Request
Only a number is wanted: how many lines of the entries include the string "Penelitan"?

# start of Dataset rows

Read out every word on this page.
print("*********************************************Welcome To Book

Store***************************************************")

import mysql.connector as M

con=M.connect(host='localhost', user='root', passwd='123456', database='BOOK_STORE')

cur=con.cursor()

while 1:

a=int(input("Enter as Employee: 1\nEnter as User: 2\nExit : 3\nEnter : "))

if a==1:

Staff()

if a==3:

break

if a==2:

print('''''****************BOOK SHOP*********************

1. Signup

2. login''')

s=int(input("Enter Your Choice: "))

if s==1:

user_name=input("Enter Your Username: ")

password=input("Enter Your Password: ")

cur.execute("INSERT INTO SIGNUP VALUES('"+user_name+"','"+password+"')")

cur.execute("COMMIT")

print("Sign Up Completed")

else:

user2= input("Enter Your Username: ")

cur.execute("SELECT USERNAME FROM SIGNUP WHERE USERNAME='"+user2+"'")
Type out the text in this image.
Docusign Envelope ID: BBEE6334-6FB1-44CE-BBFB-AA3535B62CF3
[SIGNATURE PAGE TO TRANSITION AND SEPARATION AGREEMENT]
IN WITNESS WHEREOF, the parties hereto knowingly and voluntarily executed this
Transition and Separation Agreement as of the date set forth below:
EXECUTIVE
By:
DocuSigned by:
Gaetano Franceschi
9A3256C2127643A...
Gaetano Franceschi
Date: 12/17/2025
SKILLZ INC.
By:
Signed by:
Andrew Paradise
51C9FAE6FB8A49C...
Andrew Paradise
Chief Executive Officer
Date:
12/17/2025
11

# end of Dataset rows
# start of Dataset rows

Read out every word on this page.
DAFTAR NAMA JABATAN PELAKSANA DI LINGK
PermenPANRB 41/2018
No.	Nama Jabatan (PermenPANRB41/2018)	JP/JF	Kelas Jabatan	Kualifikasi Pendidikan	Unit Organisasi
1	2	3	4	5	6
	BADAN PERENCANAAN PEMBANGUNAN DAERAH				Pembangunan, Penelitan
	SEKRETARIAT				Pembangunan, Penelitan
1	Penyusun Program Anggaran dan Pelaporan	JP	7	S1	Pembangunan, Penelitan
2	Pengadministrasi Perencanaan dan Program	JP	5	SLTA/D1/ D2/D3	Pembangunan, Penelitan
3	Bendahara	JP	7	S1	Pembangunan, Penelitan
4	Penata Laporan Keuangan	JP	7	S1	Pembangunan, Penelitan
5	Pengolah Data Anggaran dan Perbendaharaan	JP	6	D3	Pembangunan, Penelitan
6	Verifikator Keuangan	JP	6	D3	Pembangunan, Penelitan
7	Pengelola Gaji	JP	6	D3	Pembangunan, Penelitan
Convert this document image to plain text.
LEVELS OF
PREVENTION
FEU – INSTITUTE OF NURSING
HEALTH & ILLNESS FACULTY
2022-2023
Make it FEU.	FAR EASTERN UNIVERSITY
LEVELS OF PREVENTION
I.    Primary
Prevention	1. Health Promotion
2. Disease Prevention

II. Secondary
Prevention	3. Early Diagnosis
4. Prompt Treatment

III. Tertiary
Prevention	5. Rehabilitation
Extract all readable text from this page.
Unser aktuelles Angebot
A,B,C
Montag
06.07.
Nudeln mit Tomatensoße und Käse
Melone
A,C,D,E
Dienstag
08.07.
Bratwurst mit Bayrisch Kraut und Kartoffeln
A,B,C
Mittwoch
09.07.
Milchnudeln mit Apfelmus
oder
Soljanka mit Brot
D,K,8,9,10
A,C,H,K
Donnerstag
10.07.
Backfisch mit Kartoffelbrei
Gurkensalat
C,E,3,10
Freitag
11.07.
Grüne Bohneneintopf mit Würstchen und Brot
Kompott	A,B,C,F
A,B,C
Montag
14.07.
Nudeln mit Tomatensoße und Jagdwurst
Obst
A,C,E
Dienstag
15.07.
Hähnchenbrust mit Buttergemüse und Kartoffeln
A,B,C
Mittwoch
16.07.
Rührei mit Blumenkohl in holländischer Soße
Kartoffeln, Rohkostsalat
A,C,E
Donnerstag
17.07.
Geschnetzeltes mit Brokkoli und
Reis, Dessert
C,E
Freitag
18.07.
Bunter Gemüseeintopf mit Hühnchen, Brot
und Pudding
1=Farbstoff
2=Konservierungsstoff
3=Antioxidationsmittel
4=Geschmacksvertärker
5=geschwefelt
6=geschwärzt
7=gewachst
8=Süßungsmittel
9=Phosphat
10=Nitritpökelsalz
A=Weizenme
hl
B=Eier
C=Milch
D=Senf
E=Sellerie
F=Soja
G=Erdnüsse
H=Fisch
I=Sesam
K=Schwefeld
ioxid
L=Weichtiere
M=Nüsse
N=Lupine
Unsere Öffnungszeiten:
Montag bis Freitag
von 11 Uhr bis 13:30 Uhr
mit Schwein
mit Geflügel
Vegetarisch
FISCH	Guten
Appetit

# end of Dataset rows

Full response
9